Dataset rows
■ ■ ■ ■ ■
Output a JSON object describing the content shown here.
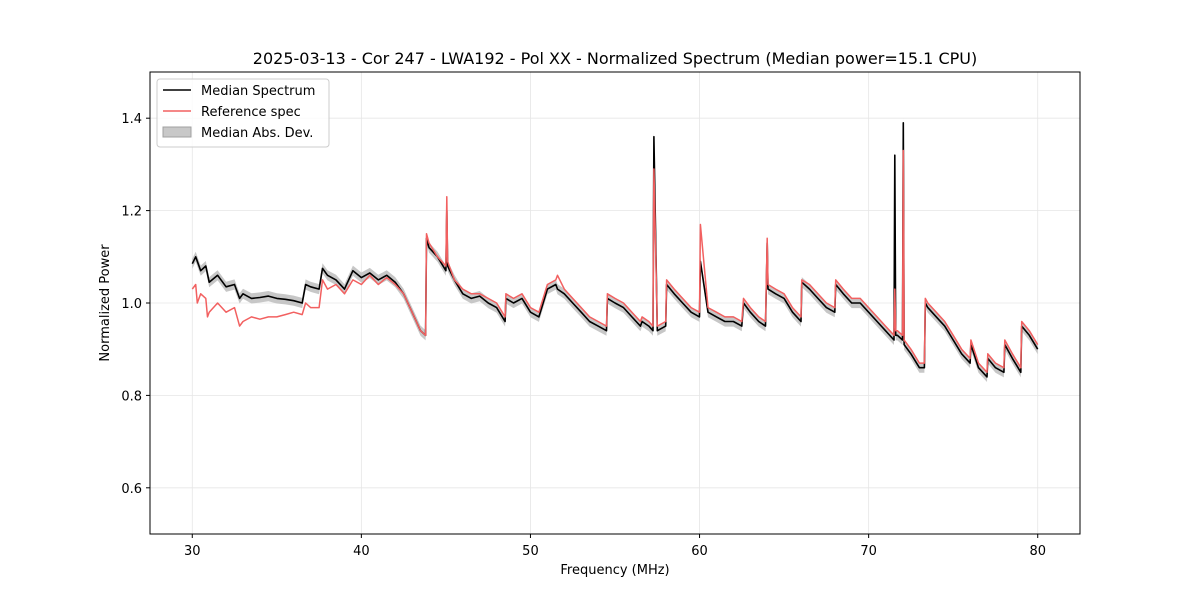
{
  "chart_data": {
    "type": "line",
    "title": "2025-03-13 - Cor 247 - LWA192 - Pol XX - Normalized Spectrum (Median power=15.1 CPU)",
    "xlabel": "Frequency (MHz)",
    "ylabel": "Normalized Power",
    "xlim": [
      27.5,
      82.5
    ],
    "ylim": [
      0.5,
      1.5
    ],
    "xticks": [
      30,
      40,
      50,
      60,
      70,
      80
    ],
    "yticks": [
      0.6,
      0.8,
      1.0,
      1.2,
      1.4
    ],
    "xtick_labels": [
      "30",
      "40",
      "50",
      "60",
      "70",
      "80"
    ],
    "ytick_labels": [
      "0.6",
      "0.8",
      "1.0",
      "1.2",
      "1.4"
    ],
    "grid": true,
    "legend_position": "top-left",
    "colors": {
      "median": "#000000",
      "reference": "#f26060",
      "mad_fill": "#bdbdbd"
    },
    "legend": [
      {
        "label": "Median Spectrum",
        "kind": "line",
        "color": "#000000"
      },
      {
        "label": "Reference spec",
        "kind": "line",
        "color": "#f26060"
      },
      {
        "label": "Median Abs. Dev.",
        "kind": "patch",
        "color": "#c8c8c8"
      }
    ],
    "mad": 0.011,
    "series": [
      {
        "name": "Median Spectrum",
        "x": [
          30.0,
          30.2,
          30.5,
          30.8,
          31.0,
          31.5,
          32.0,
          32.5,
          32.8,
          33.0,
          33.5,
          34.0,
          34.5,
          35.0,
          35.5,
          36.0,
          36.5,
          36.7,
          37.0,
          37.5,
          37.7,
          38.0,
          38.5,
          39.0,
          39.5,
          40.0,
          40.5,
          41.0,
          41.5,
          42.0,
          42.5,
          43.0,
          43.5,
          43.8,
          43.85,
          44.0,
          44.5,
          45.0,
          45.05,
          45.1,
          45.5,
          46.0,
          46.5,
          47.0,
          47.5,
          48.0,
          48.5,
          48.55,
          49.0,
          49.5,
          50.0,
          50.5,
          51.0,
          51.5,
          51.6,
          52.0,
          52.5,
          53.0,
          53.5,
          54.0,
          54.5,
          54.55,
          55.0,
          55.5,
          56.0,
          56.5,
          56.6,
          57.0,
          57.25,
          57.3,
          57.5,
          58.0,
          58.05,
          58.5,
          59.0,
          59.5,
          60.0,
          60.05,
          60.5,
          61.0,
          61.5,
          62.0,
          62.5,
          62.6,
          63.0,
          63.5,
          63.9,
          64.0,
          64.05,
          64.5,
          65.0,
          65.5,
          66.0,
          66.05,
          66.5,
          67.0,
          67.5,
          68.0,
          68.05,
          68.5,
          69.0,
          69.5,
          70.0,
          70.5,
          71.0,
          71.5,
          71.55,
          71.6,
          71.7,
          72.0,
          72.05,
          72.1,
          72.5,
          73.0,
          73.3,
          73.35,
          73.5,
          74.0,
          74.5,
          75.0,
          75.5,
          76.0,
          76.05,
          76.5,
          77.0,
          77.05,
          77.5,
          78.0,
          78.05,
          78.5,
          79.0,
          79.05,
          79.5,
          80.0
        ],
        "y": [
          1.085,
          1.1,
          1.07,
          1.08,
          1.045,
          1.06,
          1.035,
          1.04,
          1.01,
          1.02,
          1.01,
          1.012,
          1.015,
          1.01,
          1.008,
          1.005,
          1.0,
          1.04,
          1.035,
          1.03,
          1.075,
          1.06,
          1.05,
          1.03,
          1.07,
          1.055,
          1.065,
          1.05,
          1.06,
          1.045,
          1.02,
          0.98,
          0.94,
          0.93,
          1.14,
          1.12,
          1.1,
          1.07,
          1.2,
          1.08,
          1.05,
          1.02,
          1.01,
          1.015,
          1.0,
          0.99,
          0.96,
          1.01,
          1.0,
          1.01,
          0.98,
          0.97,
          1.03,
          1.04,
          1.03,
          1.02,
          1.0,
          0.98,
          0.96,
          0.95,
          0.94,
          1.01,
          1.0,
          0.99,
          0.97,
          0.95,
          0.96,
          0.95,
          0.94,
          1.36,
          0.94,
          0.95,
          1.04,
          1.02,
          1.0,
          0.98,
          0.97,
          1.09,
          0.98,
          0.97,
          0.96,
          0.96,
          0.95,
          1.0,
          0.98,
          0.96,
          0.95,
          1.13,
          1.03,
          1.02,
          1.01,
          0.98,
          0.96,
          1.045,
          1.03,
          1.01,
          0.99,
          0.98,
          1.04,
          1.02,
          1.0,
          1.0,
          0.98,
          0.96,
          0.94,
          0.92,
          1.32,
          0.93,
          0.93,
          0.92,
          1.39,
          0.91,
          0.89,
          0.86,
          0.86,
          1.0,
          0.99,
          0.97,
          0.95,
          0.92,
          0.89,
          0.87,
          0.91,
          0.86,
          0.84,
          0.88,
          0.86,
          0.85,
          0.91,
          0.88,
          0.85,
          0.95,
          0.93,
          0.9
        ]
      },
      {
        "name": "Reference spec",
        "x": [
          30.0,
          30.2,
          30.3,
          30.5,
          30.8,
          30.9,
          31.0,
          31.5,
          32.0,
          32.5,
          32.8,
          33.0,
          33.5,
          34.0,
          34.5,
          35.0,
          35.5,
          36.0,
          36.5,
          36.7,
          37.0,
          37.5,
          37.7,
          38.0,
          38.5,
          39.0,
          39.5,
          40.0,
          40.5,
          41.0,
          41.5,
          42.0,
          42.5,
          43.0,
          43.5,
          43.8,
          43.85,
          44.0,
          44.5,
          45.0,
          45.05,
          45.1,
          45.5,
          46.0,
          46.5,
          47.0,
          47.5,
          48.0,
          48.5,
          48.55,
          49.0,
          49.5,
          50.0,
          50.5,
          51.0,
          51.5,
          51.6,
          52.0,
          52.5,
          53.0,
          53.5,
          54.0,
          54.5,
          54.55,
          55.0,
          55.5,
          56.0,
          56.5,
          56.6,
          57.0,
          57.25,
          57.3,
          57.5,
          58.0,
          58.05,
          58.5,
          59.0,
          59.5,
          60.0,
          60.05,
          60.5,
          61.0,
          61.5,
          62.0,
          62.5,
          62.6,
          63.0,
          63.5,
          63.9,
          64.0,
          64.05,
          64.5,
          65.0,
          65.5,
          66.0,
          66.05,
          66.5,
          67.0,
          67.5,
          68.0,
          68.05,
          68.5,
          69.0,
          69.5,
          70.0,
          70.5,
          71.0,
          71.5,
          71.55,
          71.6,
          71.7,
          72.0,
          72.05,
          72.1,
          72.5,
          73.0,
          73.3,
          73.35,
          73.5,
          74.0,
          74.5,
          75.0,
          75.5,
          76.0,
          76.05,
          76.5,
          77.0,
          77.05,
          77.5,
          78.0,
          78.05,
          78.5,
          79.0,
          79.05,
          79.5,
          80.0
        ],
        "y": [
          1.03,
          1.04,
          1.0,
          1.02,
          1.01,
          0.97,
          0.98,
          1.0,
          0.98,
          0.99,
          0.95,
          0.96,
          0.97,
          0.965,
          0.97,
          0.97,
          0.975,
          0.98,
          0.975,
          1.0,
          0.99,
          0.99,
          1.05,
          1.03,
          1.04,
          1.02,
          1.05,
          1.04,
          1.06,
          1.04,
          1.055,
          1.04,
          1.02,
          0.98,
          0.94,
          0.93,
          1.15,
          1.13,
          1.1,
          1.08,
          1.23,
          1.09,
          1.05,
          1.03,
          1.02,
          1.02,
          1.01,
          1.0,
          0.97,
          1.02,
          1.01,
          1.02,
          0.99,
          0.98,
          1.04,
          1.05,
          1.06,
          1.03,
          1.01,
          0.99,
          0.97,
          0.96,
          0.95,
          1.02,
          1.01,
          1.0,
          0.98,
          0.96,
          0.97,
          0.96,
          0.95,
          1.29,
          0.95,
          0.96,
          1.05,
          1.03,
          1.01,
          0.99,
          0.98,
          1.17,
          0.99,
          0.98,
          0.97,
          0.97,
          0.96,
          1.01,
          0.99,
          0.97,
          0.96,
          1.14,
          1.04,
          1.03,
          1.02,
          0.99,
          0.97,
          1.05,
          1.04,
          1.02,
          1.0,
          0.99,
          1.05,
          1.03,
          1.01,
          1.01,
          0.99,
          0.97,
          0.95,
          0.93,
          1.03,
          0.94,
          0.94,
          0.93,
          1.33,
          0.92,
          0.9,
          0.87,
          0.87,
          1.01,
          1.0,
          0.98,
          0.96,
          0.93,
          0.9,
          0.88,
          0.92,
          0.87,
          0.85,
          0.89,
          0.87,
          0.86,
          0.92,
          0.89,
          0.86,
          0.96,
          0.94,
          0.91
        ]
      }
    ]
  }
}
■ ■ ■ ■ ■
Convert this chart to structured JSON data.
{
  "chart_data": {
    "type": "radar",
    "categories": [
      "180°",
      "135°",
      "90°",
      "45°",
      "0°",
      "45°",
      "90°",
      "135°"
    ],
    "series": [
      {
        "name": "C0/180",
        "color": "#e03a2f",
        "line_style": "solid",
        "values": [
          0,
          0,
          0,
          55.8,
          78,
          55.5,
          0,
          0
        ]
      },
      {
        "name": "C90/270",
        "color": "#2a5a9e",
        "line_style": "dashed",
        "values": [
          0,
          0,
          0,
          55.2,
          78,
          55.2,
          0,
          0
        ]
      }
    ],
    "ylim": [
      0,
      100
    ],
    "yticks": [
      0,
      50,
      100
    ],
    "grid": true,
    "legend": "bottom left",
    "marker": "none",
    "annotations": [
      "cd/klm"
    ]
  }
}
■ ■ ■ ■ ■
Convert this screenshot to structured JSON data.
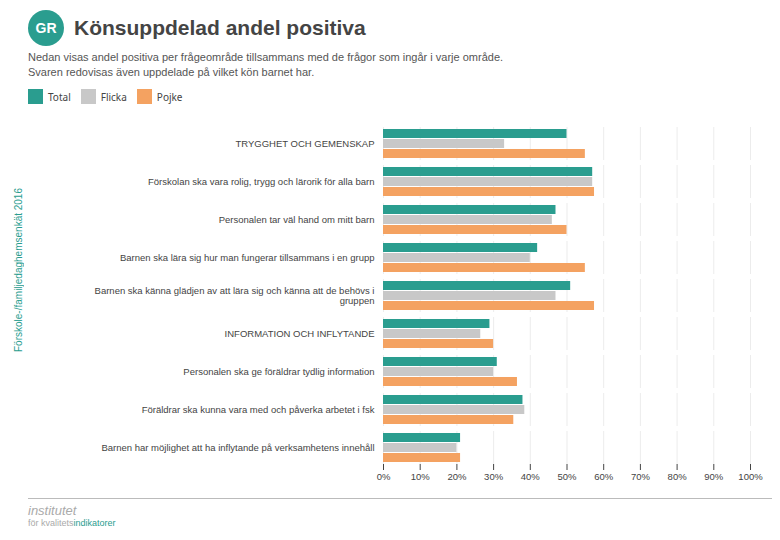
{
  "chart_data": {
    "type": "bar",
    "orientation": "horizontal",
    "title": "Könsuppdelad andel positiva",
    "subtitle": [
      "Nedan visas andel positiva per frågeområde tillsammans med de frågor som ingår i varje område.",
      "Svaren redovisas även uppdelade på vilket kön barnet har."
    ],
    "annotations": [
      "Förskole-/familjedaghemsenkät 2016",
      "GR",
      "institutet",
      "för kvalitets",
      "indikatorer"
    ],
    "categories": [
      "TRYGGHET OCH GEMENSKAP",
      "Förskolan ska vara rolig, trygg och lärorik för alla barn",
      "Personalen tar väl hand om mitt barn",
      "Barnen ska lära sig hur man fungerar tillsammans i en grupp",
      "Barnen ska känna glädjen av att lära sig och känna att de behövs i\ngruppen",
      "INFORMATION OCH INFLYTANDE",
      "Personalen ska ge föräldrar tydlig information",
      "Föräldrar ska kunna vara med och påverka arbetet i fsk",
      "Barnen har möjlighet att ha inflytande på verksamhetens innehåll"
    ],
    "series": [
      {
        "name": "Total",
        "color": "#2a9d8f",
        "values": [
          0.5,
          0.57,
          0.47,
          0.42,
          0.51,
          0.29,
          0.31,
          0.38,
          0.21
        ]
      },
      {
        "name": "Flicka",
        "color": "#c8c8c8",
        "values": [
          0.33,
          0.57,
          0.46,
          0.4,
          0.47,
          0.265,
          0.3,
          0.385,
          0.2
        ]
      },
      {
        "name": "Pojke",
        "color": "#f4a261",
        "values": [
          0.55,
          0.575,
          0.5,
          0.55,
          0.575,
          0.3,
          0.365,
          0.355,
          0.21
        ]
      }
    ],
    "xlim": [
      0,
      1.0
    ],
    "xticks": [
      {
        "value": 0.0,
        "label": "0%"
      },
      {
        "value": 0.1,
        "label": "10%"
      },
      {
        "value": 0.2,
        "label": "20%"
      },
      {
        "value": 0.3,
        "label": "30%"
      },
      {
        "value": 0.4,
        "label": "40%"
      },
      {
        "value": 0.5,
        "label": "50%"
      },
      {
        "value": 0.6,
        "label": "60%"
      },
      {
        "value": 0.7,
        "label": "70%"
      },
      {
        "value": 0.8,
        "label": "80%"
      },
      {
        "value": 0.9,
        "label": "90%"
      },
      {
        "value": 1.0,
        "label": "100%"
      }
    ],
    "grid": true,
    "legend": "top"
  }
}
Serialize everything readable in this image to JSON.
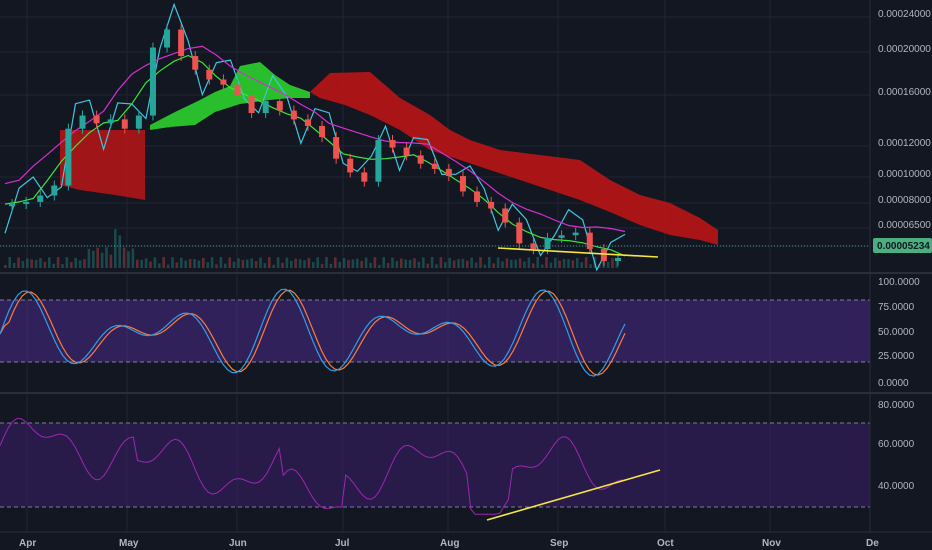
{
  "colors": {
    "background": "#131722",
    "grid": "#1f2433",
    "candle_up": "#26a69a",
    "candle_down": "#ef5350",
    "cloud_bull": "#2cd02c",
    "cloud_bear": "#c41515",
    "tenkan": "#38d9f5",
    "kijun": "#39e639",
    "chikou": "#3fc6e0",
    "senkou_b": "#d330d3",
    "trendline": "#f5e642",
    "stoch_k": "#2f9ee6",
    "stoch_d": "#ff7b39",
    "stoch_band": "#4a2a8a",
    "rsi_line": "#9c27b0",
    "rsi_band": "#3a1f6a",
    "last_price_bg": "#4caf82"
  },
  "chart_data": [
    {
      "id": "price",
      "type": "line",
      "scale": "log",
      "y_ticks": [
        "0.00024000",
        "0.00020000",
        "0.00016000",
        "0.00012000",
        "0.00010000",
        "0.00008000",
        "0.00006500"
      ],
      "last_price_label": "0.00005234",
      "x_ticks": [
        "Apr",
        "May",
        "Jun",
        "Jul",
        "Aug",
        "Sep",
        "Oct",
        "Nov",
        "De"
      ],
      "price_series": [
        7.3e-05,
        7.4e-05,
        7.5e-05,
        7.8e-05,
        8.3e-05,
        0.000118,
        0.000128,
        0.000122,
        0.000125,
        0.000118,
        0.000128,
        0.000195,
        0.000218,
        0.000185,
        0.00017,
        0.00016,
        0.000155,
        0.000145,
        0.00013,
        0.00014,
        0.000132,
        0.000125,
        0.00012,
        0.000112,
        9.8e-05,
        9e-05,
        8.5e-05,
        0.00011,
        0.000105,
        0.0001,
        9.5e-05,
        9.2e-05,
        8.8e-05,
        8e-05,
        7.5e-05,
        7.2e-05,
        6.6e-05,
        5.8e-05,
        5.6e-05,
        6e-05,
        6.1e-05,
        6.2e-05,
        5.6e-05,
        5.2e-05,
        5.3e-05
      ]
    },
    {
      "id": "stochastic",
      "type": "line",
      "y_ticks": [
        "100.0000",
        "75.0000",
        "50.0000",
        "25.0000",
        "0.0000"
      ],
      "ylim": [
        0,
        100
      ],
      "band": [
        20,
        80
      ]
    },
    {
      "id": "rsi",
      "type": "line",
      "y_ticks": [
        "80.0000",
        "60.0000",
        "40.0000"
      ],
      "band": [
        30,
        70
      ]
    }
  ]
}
■ ■ ■ ■ ■
TASK BRIEF: Pull out all lines containing "this".

REPLY:
Convert this chart to structured JSON data.
Convert this screenshot to structured JSON data.
Serialize everything readable in this image to JSON.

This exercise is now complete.